# Start of The data
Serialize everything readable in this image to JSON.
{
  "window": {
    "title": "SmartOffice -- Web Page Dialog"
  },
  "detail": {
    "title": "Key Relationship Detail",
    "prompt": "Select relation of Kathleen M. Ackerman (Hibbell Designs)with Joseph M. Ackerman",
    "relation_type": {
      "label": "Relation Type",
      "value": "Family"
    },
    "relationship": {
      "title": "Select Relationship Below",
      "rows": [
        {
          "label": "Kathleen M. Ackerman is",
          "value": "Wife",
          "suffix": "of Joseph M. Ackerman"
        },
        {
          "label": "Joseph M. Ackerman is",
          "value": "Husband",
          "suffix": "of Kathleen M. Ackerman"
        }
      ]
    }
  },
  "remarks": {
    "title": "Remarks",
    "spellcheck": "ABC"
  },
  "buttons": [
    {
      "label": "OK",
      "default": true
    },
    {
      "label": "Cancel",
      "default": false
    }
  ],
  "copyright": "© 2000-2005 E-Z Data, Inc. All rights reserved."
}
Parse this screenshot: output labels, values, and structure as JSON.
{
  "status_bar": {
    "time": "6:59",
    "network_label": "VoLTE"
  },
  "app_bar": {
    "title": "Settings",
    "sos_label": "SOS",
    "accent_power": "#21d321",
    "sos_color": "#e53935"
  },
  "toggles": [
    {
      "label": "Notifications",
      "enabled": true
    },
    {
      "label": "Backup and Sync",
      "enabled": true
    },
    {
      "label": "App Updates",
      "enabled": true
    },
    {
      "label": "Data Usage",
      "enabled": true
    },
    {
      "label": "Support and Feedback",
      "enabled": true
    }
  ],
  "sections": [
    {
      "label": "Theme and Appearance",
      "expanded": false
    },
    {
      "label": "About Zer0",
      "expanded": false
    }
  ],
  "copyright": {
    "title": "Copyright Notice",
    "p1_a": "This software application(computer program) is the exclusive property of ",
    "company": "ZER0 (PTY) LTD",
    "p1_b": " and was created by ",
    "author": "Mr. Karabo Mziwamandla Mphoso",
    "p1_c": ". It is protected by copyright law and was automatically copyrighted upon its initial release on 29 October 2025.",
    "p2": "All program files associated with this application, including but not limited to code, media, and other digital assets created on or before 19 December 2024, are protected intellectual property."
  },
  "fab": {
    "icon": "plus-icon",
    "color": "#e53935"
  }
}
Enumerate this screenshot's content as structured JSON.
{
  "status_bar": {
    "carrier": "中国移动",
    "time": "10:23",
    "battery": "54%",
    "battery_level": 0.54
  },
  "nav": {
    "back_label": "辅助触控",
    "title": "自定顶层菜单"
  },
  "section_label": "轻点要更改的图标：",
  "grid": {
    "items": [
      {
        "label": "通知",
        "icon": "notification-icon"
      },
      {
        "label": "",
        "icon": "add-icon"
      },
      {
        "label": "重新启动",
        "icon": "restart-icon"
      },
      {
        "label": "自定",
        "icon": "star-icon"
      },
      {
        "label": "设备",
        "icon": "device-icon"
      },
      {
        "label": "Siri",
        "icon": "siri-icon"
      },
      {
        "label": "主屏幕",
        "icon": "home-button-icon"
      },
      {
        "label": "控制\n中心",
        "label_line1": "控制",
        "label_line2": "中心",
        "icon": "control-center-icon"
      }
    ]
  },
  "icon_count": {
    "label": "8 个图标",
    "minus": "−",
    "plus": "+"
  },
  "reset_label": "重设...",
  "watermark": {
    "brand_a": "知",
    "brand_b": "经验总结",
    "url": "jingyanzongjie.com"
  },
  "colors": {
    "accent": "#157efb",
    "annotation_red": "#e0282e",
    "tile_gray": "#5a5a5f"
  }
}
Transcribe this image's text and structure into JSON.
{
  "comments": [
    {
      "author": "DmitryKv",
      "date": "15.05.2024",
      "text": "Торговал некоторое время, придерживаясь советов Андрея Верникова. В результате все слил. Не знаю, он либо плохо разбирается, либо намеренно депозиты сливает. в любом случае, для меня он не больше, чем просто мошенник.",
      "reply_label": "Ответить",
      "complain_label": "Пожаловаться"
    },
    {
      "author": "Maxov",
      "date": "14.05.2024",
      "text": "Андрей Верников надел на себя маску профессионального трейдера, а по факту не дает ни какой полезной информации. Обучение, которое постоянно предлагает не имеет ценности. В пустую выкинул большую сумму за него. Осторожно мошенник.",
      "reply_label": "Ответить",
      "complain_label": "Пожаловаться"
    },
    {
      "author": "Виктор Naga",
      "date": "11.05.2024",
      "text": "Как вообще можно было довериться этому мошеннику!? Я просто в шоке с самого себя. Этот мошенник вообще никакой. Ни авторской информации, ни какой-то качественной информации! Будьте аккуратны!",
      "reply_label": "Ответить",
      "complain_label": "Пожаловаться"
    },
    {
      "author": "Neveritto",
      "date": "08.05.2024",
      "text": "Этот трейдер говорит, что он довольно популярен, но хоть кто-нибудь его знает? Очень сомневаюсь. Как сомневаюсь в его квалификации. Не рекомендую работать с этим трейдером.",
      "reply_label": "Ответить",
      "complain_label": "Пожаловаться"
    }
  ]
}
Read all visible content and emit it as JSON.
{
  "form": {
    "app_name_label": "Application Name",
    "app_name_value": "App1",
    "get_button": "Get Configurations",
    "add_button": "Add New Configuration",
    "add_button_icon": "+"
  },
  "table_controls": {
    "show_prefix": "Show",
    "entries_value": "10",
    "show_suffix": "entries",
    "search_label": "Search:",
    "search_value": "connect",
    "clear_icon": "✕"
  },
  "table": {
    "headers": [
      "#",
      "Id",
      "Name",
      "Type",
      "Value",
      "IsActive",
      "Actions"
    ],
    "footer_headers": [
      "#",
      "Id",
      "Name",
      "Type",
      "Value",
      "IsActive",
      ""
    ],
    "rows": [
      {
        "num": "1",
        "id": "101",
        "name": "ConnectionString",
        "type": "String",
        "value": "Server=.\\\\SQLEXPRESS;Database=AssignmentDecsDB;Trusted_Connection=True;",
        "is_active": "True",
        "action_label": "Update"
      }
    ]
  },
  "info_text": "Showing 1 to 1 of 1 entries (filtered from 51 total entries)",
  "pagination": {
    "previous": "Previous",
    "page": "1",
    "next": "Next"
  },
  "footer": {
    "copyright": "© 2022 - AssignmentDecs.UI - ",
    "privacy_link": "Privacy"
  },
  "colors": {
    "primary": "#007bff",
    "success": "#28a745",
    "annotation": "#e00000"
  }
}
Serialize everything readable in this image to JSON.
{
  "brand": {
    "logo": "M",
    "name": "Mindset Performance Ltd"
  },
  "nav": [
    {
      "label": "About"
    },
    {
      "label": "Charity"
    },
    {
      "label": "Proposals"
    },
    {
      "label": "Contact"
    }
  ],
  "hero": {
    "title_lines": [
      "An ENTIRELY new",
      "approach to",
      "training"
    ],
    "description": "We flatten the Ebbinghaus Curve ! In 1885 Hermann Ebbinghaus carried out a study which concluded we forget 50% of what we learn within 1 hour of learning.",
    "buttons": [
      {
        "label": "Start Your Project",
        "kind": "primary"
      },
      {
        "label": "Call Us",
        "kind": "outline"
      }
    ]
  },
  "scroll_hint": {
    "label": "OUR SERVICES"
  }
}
# End of The data
» What is being asked: Which lines include the word "content"? Copy every one of them.

» Output below:
Enumerate this screenshot's content as structured JSON.
Read all visible content and emit it as JSON.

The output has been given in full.